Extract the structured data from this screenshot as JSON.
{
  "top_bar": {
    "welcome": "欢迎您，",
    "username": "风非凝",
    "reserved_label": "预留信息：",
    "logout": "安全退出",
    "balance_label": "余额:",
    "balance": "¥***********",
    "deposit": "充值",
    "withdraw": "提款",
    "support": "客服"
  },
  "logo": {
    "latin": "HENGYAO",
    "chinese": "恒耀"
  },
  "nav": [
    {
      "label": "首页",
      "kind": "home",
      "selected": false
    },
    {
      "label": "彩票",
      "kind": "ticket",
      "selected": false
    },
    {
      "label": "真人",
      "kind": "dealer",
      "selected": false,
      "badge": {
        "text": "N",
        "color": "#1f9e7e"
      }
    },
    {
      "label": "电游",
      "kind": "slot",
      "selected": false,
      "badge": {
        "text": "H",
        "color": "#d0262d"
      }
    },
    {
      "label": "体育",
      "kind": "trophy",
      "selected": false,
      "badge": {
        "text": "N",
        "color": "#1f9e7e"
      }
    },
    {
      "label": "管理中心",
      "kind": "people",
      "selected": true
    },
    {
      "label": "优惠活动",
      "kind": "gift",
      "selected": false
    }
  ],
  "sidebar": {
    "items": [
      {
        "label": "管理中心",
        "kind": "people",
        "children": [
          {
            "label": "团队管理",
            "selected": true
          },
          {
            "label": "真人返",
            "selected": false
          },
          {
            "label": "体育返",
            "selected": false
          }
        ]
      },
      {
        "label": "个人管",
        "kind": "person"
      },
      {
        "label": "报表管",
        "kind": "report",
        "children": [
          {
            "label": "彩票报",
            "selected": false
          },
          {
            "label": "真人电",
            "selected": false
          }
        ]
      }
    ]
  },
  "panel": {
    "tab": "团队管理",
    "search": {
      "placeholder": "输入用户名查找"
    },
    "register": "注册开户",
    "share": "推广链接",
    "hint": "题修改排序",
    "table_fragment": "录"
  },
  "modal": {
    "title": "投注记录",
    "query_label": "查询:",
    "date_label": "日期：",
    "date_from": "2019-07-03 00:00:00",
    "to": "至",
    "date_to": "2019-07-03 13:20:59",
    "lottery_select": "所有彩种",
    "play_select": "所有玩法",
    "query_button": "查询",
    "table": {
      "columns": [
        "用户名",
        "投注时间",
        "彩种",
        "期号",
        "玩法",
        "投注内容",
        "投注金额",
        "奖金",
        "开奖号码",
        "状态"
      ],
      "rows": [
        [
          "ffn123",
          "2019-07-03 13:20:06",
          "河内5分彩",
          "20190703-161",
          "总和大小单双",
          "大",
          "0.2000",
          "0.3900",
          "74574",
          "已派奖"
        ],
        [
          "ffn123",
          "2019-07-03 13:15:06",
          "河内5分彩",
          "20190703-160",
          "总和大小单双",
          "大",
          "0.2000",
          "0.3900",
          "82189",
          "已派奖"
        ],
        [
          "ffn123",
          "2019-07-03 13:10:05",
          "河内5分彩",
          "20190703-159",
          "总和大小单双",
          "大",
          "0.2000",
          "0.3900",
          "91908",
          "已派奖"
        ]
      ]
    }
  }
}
-=-=-=-=-
## Goal:
Retype the records above exactly.

## Solution to this problem:
Extract the structured data from this screenshot as JSON.
{
  "top_bar": {
    "welcome": "欢迎您，",
    "username": "风非凝",
    "reserved_label": "预留信息：",
    "logout": "安全退出",
    "balance_label": "余额:",
    "balance": "¥***********",
    "deposit": "充值",
    "withdraw": "提款",
    "support": "客服"
  },
  "logo": {
    "latin": "HENGYAO",
    "chinese": "恒耀"
  },
  "nav": [
    {
      "label": "首页",
      "kind": "home",
      "selected": false
    },
    {
      "label": "彩票",
      "kind": "ticket",
      "selected": false
    },
    {
      "label": "真人",
      "kind": "dealer",
      "selected": false,
      "badge": {
        "text": "N",
        "color": "#1f9e7e"
      }
    },
    {
      "label": "电游",
      "kind": "slot",
      "selected": false,
      "badge": {
        "text": "H",
        "color": "#d0262d"
      }
    },
    {
      "label": "体育",
      "kind": "trophy",
      "selected": false,
      "badge": {
        "text": "N",
        "color": "#1f9e7e"
      }
    },
    {
      "label": "管理中心",
      "kind": "people",
      "selected": true
    },
    {
      "label": "优惠活动",
      "kind": "gift",
      "selected": false
    }
  ],
  "sidebar": {
    "items": [
      {
        "label": "管理中心",
        "kind": "people",
        "children": [
          {
            "label": "团队管理",
            "selected": true
          },
          {
            "label": "真人返",
            "selected": false
          },
          {
            "label": "体育返",
            "selected": false
          }
        ]
      },
      {
        "label": "个人管",
        "kind": "person"
      },
      {
        "label": "报表管",
        "kind": "report",
        "children": [
          {
            "label": "彩票报",
            "selected": false
          },
          {
            "label": "真人电",
            "selected": false
          }
        ]
      }
    ]
  },
  "panel": {
    "tab": "团队管理",
    "search": {
      "placeholder": "输入用户名查找"
    },
    "register": "注册开户",
    "share": "推广链接",
    "hint": "题修改排序",
    "table_fragment": "录"
  },
  "modal": {
    "title": "投注记录",
    "query_label": "查询:",
    "date_label": "日期：",
    "date_from": "2019-07-03 00:00:00",
    "to": "至",
    "date_to": "2019-07-03 13:20:59",
    "lottery_select": "所有彩种",
    "play_select": "所有玩法",
    "query_button": "查询",
    "table": {
      "columns": [
        "用户名",
        "投注时间",
        "彩种",
        "期号",
        "玩法",
        "投注内容",
        "投注金额",
        "奖金",
        "开奖号码",
        "状态"
      ],
      "rows": [
        [
          "ffn123",
          "2019-07-03 13:20:06",
          "河内5分彩",
          "20190703-161",
          "总和大小单双",
          "大",
          "0.2000",
          "0.3900",
          "74574",
          "已派奖"
        ],
        [
          "ffn123",
          "2019-07-03 13:15:06",
          "河内5分彩",
          "20190703-160",
          "总和大小单双",
          "大",
          "0.2000",
          "0.3900",
          "82189",
          "已派奖"
        ],
        [
          "ffn123",
          "2019-07-03 13:10:05",
          "河内5分彩",
          "20190703-159",
          "总和大小单双",
          "大",
          "0.2000",
          "0.3900",
          "91908",
          "已派奖"
        ]
      ]
    }
  }
}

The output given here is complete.